◆ Recorded data ◆
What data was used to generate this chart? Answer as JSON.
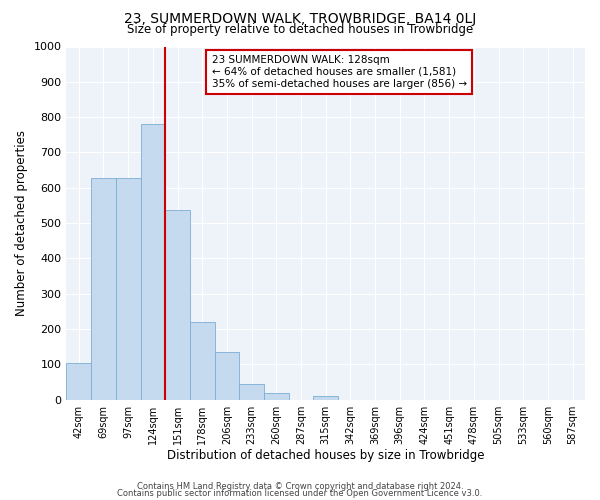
{
  "title": "23, SUMMERDOWN WALK, TROWBRIDGE, BA14 0LJ",
  "subtitle": "Size of property relative to detached houses in Trowbridge",
  "xlabel": "Distribution of detached houses by size in Trowbridge",
  "ylabel": "Number of detached properties",
  "bar_labels": [
    "42sqm",
    "69sqm",
    "97sqm",
    "124sqm",
    "151sqm",
    "178sqm",
    "206sqm",
    "233sqm",
    "260sqm",
    "287sqm",
    "315sqm",
    "342sqm",
    "369sqm",
    "396sqm",
    "424sqm",
    "451sqm",
    "478sqm",
    "505sqm",
    "533sqm",
    "560sqm",
    "587sqm"
  ],
  "bar_values": [
    103,
    628,
    628,
    780,
    537,
    220,
    135,
    44,
    18,
    0,
    10,
    0,
    0,
    0,
    0,
    0,
    0,
    0,
    0,
    0,
    0
  ],
  "bar_color": "#c5d9ef",
  "bar_edge_color": "#7aadd4",
  "marker_label": "23 SUMMERDOWN WALK: 128sqm",
  "annotation_line1": "← 64% of detached houses are smaller (1,581)",
  "annotation_line2": "35% of semi-detached houses are larger (856) →",
  "annotation_box_color": "#ffffff",
  "annotation_box_edge": "#cc0000",
  "vline_color": "#cc0000",
  "vline_x_index": 3,
  "ylim": [
    0,
    1000
  ],
  "yticks": [
    0,
    100,
    200,
    300,
    400,
    500,
    600,
    700,
    800,
    900,
    1000
  ],
  "footer1": "Contains HM Land Registry data © Crown copyright and database right 2024.",
  "footer2": "Contains public sector information licensed under the Open Government Licence v3.0.",
  "bg_color": "#ffffff",
  "plot_bg_color": "#eef2f9",
  "grid_color": "#ffffff"
}
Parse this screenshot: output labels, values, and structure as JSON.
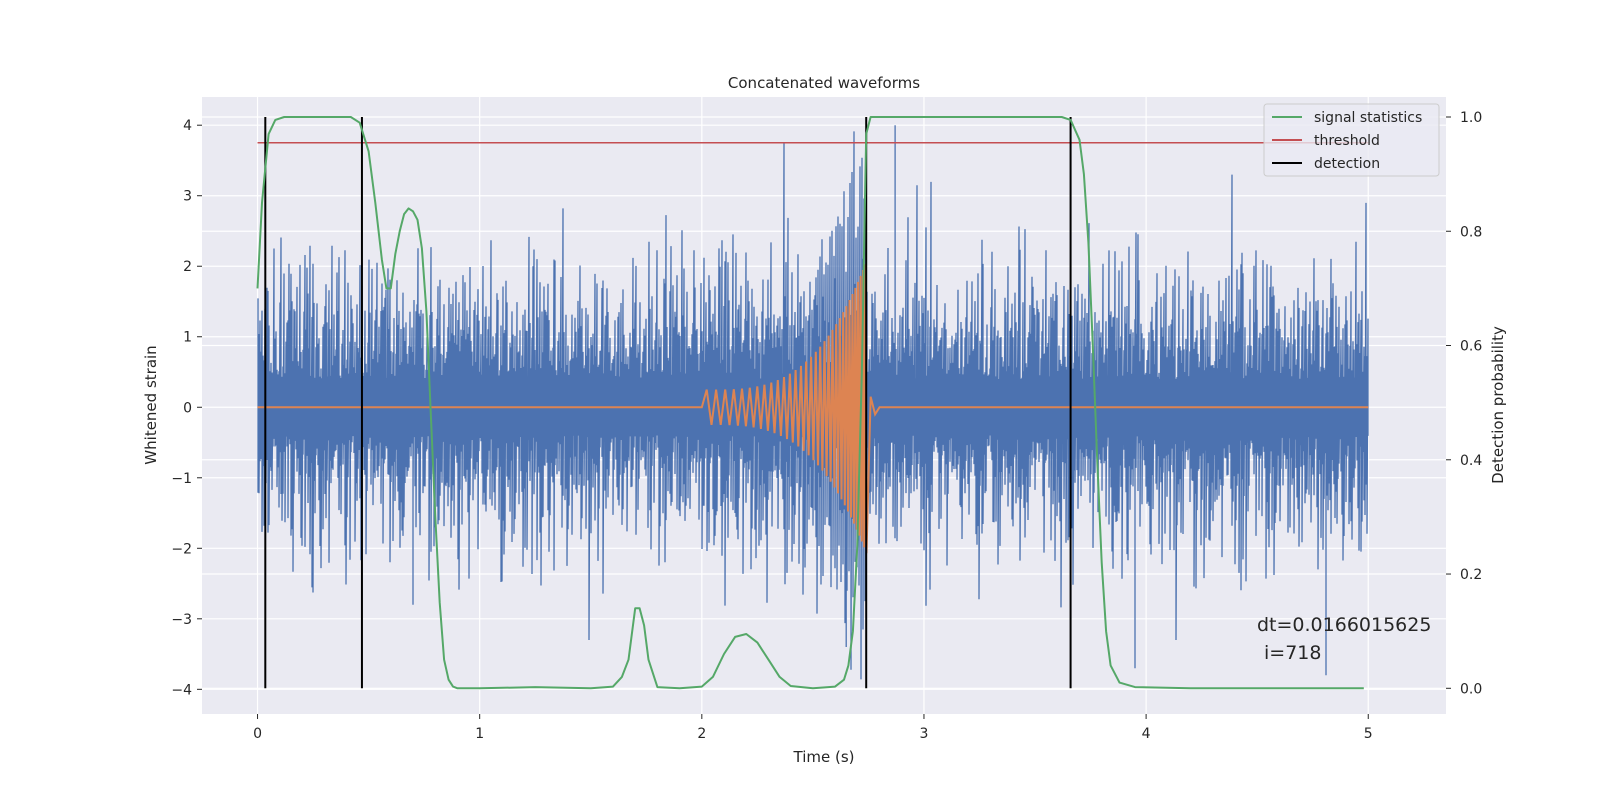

◆ Short problem ◆
Reproduce the full listing above verbatim, with no pictures included.

◆ Task response ◆
What data was used to generate this chart? Answer as JSON.
{
  "title": "23, SUMMERDOWN WALK, TROWBRIDGE, BA14 0LJ",
  "subtitle": "Size of property relative to detached houses in Trowbridge",
  "xlabel": "Distribution of detached houses by size in Trowbridge",
  "ylabel": "Number of detached properties",
  "bar_labels": [
    "42sqm",
    "69sqm",
    "97sqm",
    "124sqm",
    "151sqm",
    "178sqm",
    "206sqm",
    "233sqm",
    "260sqm",
    "287sqm",
    "315sqm",
    "342sqm",
    "369sqm",
    "396sqm",
    "424sqm",
    "451sqm",
    "478sqm",
    "505sqm",
    "533sqm",
    "560sqm",
    "587sqm"
  ],
  "bar_values": [
    103,
    628,
    628,
    780,
    537,
    220,
    135,
    44,
    18,
    0,
    10,
    0,
    0,
    0,
    0,
    0,
    0,
    0,
    0,
    0,
    0
  ],
  "bar_color": "#c5d9ef",
  "bar_edge_color": "#7aadd4",
  "marker_label": "23 SUMMERDOWN WALK: 128sqm",
  "annotation_line1": "← 64% of detached houses are smaller (1,581)",
  "annotation_line2": "35% of semi-detached houses are larger (856) →",
  "annotation_box_color": "#ffffff",
  "annotation_box_edge": "#cc0000",
  "vline_color": "#cc0000",
  "vline_x_index": 3,
  "ylim": [
    0,
    1000
  ],
  "yticks": [
    0,
    100,
    200,
    300,
    400,
    500,
    600,
    700,
    800,
    900,
    1000
  ],
  "footer1": "Contains HM Land Registry data © Crown copyright and database right 2024.",
  "footer2": "Contains public sector information licensed under the Open Government Licence v3.0.",
  "bg_color": "#ffffff",
  "plot_bg_color": "#eef2f9",
  "grid_color": "#ffffff"
}
Parse this screenshot: output labels, values, and structure as JSON.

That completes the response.